任务要求: 把从含有“index-letter-e[interactable]: E —”的那一行起，到含有“section-header-x: X — [20, 962, 37, 989]”的那一行为止（两行都算在内）的数据重写一遍，只写这些行。把其中的“通讯录”换成“联系人”，其余内容保持不变。

%%

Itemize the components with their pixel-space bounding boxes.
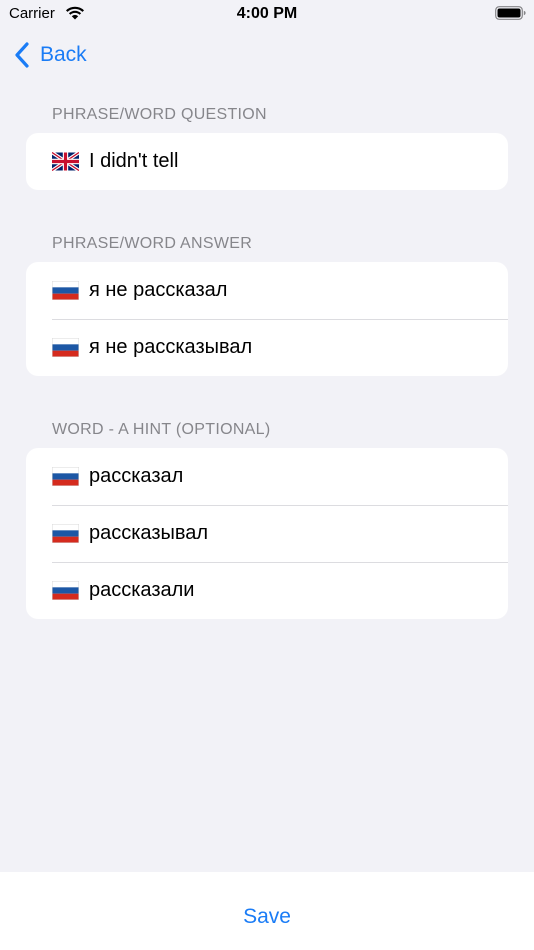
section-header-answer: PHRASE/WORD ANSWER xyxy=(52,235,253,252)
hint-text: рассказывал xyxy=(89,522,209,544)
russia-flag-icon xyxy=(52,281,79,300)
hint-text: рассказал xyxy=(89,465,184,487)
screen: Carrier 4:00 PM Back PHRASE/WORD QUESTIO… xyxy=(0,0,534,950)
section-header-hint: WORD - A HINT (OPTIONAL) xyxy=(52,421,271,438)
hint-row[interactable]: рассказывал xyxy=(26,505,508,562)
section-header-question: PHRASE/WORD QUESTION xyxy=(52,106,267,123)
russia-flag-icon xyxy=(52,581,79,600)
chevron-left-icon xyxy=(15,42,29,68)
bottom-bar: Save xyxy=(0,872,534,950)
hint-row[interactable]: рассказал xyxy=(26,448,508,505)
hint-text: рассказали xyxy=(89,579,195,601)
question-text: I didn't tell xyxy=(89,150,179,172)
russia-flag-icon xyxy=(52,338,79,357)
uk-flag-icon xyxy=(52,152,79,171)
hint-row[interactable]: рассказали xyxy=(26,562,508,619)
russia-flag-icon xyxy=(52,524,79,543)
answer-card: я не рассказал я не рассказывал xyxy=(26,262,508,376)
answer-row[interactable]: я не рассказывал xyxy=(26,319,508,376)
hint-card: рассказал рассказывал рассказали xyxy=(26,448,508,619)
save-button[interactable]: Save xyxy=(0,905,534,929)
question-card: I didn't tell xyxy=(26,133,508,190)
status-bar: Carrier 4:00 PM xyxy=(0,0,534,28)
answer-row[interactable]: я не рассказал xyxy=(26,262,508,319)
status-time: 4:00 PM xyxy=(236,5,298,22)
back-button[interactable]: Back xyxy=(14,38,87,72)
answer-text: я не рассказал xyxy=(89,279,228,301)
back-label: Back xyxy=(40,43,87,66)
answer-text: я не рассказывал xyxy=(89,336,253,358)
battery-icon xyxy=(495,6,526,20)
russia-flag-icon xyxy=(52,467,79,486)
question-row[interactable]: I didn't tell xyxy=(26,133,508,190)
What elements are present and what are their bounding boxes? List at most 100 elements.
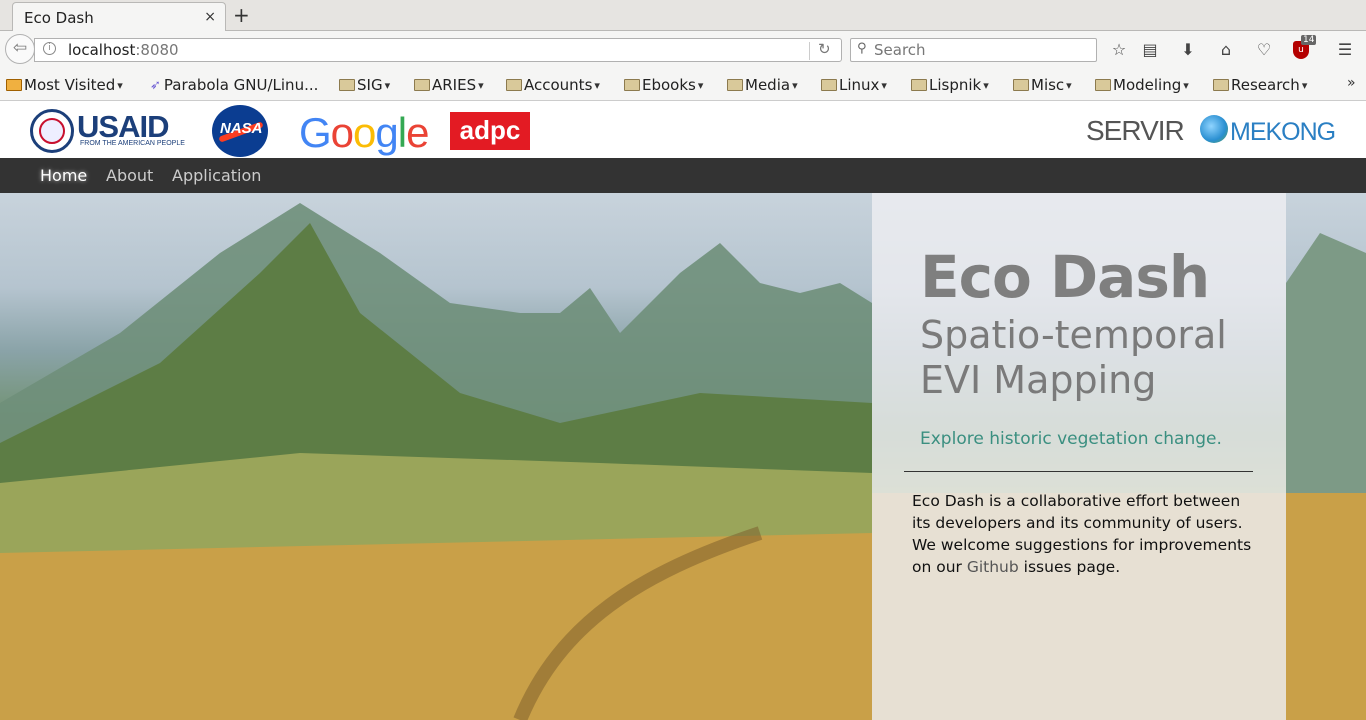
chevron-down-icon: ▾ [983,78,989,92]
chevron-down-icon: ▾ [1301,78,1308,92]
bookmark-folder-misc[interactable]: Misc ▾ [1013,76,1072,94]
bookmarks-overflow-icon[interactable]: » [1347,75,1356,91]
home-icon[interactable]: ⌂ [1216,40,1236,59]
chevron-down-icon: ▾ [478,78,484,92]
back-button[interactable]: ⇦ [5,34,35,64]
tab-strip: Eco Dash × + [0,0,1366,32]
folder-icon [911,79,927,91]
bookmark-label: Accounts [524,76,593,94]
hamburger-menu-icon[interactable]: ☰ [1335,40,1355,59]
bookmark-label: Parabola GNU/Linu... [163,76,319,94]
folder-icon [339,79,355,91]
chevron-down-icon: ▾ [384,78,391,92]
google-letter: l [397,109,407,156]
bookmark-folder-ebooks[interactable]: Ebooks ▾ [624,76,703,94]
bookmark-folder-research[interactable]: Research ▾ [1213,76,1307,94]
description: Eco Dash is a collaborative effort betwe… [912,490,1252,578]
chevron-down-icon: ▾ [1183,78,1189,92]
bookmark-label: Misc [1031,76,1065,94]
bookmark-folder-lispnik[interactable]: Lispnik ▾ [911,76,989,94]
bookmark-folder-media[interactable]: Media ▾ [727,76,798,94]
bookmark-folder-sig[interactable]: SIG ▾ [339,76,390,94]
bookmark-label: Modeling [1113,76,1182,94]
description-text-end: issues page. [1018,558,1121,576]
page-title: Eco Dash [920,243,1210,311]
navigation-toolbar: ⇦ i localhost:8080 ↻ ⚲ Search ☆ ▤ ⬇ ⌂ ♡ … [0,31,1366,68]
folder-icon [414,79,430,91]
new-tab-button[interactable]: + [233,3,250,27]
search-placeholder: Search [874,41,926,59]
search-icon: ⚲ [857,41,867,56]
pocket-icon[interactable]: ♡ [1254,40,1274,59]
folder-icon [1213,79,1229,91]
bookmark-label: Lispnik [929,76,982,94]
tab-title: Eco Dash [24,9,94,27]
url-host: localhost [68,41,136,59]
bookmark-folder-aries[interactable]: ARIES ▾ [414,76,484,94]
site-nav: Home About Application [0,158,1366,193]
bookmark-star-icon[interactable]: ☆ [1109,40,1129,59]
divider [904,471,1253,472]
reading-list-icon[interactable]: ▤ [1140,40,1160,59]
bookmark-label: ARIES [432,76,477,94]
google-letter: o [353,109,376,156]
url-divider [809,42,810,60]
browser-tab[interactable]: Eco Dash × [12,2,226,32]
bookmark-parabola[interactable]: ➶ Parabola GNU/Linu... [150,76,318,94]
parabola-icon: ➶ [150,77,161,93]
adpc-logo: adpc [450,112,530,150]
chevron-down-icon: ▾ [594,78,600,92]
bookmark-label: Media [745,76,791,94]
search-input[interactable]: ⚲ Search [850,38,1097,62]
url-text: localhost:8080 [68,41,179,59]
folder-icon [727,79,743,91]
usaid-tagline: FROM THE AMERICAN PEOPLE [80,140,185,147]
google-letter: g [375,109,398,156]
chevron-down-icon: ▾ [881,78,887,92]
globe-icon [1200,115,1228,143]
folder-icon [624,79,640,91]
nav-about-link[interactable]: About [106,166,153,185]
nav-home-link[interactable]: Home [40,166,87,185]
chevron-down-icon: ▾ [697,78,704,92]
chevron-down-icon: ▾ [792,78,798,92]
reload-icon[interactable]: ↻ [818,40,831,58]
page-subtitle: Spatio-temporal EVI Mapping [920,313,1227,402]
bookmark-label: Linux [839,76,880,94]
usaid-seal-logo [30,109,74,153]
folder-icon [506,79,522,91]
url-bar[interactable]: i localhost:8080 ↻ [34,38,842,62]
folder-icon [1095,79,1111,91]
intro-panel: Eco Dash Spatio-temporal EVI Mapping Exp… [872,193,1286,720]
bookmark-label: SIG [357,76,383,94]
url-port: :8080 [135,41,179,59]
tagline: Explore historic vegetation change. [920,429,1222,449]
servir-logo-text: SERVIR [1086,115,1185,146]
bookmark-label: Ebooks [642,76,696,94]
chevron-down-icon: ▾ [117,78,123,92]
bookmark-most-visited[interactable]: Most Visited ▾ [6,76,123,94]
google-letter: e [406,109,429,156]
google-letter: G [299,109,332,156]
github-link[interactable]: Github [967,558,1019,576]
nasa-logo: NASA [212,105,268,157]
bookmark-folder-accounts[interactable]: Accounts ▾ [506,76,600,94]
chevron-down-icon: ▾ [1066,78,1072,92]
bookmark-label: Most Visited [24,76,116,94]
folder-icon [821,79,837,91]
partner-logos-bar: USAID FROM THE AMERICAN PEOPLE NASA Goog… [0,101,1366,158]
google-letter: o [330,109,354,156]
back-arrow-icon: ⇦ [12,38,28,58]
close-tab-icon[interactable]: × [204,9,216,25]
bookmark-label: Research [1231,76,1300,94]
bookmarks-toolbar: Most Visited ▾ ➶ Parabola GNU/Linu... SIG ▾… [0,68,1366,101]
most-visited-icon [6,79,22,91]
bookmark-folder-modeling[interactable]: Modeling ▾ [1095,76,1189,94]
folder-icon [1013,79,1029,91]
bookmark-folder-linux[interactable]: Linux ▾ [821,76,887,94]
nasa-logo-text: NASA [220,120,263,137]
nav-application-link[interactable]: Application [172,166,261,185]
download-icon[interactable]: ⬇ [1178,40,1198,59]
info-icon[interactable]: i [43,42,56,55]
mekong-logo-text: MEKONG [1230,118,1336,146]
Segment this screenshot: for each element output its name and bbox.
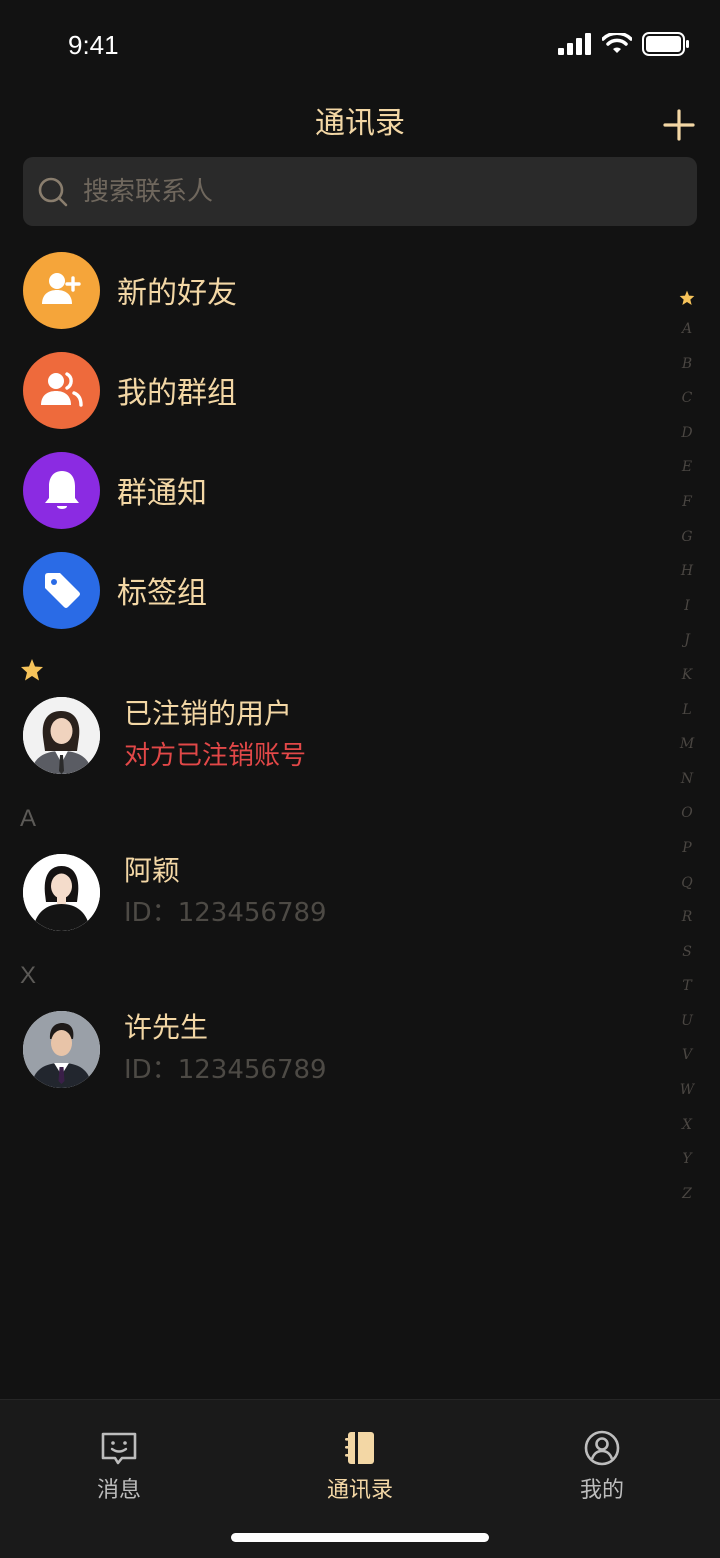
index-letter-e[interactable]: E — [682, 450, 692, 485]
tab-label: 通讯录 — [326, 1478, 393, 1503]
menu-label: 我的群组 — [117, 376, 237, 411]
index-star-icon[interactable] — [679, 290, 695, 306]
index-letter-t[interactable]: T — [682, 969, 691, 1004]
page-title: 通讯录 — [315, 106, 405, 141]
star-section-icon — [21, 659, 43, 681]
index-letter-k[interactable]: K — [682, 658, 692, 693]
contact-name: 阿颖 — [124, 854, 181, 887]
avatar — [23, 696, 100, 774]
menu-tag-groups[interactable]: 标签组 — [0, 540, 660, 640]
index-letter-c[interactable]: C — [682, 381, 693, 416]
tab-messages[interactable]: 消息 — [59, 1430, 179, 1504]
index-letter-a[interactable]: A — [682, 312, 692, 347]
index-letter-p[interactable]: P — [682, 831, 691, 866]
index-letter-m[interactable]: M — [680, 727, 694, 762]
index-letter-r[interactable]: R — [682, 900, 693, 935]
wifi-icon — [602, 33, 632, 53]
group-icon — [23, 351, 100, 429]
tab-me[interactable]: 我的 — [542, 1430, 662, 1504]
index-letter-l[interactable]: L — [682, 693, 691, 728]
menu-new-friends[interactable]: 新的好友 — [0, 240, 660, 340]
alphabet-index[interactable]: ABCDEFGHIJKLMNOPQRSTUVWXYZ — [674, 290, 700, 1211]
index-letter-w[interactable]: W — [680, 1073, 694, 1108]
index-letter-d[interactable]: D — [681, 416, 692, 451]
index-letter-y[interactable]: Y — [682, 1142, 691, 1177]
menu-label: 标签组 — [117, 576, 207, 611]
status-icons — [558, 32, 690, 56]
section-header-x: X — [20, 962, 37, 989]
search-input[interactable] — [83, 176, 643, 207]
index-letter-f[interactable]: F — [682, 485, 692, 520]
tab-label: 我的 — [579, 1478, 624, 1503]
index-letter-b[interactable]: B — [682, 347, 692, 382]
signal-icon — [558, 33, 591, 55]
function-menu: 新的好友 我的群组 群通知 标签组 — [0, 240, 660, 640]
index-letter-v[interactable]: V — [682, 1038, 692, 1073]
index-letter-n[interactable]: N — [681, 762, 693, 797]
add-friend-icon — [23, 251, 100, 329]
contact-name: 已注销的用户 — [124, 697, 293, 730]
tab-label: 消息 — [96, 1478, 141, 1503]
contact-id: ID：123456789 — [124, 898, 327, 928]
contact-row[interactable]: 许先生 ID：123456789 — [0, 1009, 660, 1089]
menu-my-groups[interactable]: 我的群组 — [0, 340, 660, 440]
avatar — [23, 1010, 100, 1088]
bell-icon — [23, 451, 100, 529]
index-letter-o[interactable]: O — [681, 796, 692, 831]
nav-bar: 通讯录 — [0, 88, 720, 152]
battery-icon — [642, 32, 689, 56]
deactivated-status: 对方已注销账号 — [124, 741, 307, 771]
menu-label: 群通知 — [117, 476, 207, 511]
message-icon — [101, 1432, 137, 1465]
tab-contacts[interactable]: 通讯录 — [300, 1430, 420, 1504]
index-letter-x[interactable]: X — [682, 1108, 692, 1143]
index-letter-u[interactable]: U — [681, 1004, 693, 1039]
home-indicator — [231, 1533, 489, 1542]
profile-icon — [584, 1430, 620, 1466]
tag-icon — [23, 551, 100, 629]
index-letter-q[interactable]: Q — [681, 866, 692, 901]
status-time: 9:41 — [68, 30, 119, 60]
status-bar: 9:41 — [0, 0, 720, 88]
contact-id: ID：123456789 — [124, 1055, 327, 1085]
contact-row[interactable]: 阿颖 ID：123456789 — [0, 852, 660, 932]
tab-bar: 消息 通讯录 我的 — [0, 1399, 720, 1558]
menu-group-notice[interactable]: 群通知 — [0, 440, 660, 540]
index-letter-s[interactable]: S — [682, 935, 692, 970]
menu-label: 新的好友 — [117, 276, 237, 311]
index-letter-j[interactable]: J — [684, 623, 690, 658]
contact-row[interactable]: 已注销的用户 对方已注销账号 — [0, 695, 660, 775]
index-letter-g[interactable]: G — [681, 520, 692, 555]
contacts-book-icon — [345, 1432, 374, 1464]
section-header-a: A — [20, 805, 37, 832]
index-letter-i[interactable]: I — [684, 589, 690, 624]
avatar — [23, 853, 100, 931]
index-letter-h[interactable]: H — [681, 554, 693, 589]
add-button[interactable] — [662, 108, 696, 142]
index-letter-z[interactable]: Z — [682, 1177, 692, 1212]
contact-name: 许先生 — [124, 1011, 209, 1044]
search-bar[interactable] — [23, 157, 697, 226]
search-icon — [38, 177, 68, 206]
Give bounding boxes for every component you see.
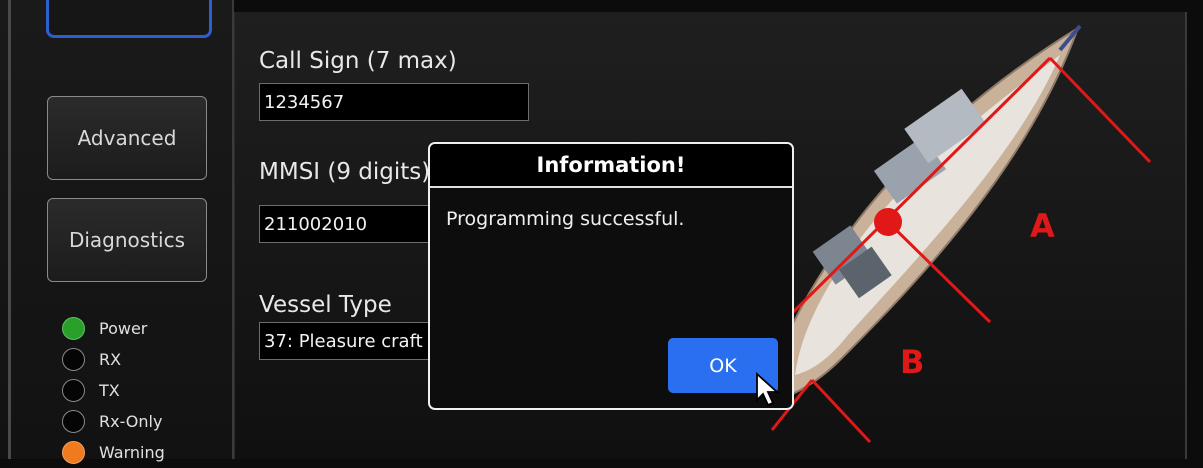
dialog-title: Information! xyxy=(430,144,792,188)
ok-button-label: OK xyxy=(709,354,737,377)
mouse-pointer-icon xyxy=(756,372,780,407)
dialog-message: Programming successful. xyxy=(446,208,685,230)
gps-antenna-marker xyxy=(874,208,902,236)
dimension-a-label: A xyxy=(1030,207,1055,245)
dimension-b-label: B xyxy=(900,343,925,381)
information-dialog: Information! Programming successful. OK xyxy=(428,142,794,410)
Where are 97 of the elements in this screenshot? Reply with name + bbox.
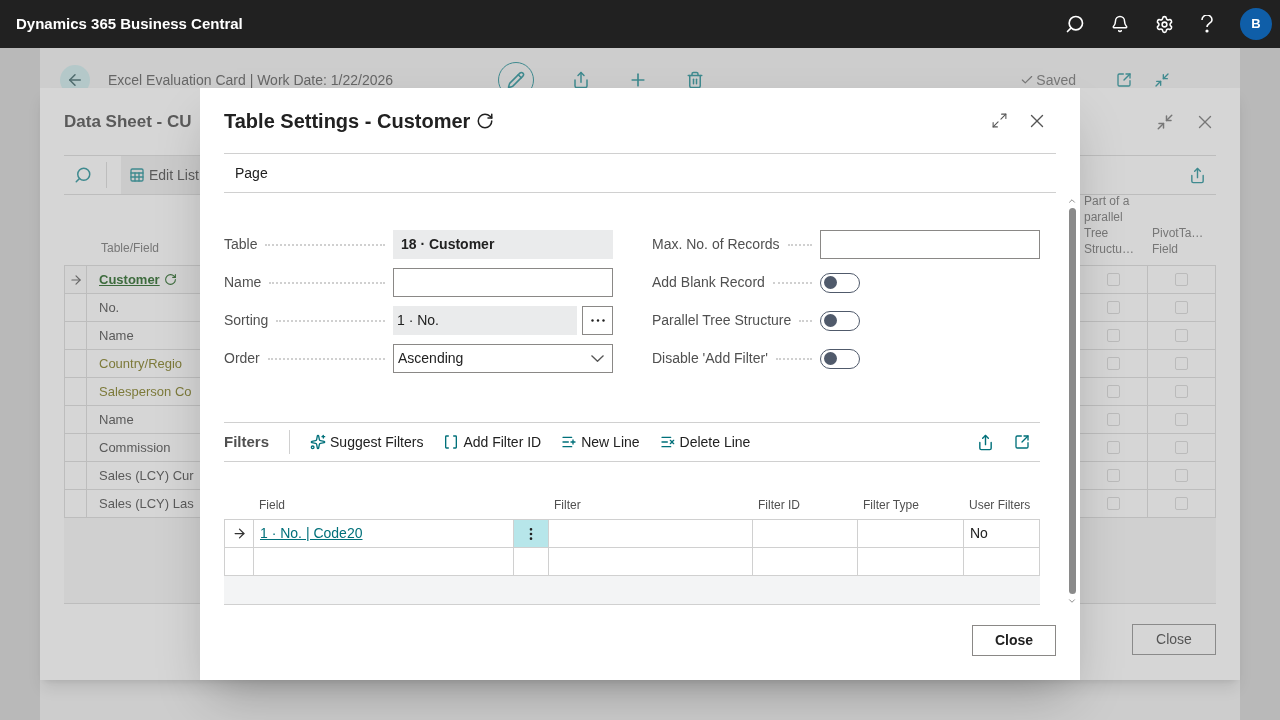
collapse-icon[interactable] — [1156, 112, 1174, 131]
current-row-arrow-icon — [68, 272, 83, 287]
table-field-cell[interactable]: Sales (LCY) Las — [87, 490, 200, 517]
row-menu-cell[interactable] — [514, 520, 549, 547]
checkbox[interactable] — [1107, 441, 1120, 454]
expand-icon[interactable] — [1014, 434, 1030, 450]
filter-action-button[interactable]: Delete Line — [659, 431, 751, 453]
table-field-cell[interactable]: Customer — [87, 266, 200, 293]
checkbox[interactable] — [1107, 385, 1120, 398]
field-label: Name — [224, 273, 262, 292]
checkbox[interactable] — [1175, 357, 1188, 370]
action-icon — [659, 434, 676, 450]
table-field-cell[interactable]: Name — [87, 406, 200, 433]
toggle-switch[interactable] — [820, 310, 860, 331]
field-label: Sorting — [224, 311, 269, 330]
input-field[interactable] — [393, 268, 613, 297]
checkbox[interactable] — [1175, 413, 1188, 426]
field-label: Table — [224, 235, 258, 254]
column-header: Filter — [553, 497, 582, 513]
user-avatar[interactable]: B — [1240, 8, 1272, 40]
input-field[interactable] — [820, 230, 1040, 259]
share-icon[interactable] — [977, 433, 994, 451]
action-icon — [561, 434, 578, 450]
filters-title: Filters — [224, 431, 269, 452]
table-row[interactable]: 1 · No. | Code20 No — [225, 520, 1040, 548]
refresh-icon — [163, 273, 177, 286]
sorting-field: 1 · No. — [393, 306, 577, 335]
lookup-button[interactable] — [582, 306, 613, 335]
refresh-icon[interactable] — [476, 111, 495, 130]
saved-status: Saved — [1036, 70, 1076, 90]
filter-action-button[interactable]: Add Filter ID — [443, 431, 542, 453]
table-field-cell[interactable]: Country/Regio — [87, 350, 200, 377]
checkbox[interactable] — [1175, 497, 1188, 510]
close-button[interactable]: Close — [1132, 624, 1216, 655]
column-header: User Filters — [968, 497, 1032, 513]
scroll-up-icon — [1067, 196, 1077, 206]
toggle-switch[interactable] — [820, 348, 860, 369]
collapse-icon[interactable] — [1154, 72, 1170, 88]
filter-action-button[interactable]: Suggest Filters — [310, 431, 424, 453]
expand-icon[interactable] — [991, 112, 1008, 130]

%%

任务结果:
index-letter-e[interactable]: E — [682, 450, 692, 485]
tab-label: 联系人 — [326, 1478, 393, 1503]
menu-label: 我的群组 — [117, 376, 237, 411]
index-star-icon[interactable] — [679, 290, 695, 306]
index-letter-t[interactable]: T — [682, 969, 691, 1004]
page-title: 联系人 — [315, 106, 405, 141]
star-section-icon — [21, 659, 43, 681]
index-letter-k[interactable]: K — [682, 658, 692, 693]
contact-name: 阿颖 — [124, 854, 181, 887]
avatar — [23, 696, 100, 774]
menu-tag-groups[interactable]: 标签组 — [0, 540, 660, 640]
index-letter-c[interactable]: C — [682, 381, 693, 416]
tab-messages[interactable]: 消息 — [59, 1430, 179, 1504]
index-letter-a[interactable]: A — [682, 312, 692, 347]
index-letter-p[interactable]: P — [682, 831, 691, 866]
index-letter-m[interactable]: M — [680, 727, 694, 762]
index-letter-r[interactable]: R — [682, 900, 693, 935]
wifi-icon — [602, 33, 632, 53]
group-icon — [23, 351, 100, 429]
tab-me[interactable]: 我的 — [542, 1430, 662, 1504]
index-letter-l[interactable]: L — [682, 693, 691, 728]
menu-new-friends[interactable]: 新的好友 — [0, 240, 660, 340]
alphabet-index[interactable]: ABCDEFGHIJKLMNOPQRSTUVWXYZ — [674, 290, 700, 1211]
index-letter-w[interactable]: W — [680, 1073, 694, 1108]
index-letter-d[interactable]: D — [681, 416, 692, 451]
index-letter-y[interactable]: Y — [682, 1142, 691, 1177]
menu-label: 标签组 — [117, 576, 207, 611]
status-icons — [558, 32, 690, 56]
section-header-x: X — [20, 962, 37, 989]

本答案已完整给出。